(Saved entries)
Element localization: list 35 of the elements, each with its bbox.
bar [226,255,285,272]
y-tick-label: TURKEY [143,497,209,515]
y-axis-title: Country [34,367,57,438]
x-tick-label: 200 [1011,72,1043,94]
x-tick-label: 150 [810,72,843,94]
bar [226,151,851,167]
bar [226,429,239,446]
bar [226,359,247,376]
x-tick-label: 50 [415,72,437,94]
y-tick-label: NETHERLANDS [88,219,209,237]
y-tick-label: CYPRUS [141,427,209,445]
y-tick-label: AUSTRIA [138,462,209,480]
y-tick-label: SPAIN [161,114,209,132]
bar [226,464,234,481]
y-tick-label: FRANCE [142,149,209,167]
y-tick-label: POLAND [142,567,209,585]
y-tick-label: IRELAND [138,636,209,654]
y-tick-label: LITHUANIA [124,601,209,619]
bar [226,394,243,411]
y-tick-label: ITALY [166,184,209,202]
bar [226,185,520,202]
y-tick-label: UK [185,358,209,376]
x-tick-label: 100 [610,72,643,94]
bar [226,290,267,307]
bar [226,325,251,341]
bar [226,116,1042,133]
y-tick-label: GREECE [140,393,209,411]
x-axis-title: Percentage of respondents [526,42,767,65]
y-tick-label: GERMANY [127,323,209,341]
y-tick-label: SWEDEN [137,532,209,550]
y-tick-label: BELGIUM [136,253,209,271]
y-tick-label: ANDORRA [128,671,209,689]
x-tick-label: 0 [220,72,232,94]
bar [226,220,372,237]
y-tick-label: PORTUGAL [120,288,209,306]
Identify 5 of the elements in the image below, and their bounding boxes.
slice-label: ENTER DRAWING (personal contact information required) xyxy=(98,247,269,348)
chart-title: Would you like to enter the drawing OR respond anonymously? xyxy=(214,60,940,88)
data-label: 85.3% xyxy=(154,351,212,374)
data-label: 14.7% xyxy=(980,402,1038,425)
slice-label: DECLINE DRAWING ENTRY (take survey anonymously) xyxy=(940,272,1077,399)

## OBJECTIVE:
Revise the saved entries by changing every "x-tick-label" to "x-axis-tick", leaving everything else as it is.

## ANSWER TO THIS EXERCISE:
Element localization: list 35 of the elements, each with its bbox.
bar [226,255,285,272]
y-tick-label: TURKEY [143,497,209,515]
y-axis-title: Country [34,367,57,438]
x-axis-tick: 200 [1011,72,1043,94]
x-axis-tick: 150 [810,72,843,94]
bar [226,151,851,167]
bar [226,429,239,446]
bar [226,359,247,376]
x-axis-tick: 50 [415,72,437,94]
y-tick-label: NETHERLANDS [88,219,209,237]
y-tick-label: CYPRUS [141,427,209,445]
y-tick-label: AUSTRIA [138,462,209,480]
y-tick-label: SPAIN [161,114,209,132]
bar [226,464,234,481]
y-tick-label: FRANCE [142,149,209,167]
y-tick-label: POLAND [142,567,209,585]
y-tick-label: IRELAND [138,636,209,654]
y-tick-label: LITHUANIA [124,601,209,619]
bar [226,394,243,411]
y-tick-label: ITALY [166,184,209,202]
bar [226,185,520,202]
y-tick-label: UK [185,358,209,376]
x-axis-tick: 100 [610,72,643,94]
bar [226,290,267,307]
bar [226,325,251,341]
bar [226,116,1042,133]
y-tick-label: GREECE [140,393,209,411]
x-axis-title: Percentage of respondents [526,42,767,65]
y-tick-label: GERMANY [127,323,209,341]
y-tick-label: SWEDEN [137,532,209,550]
y-tick-label: BELGIUM [136,253,209,271]
y-tick-label: ANDORRA [128,671,209,689]
x-axis-tick: 0 [220,72,232,94]
bar [226,220,372,237]
y-tick-label: PORTUGAL [120,288,209,306]
Identify 5 of the elements in the image below, and their bounding boxes.
slice-label: ENTER DRAWING (personal contact information required) xyxy=(98,247,269,348)
chart-title: Would you like to enter the drawing OR respond anonymously? xyxy=(214,60,940,88)
data-label: 85.3% xyxy=(154,351,212,374)
data-label: 14.7% xyxy=(980,402,1038,425)
slice-label: DECLINE DRAWING ENTRY (take survey anonymously) xyxy=(940,272,1077,399)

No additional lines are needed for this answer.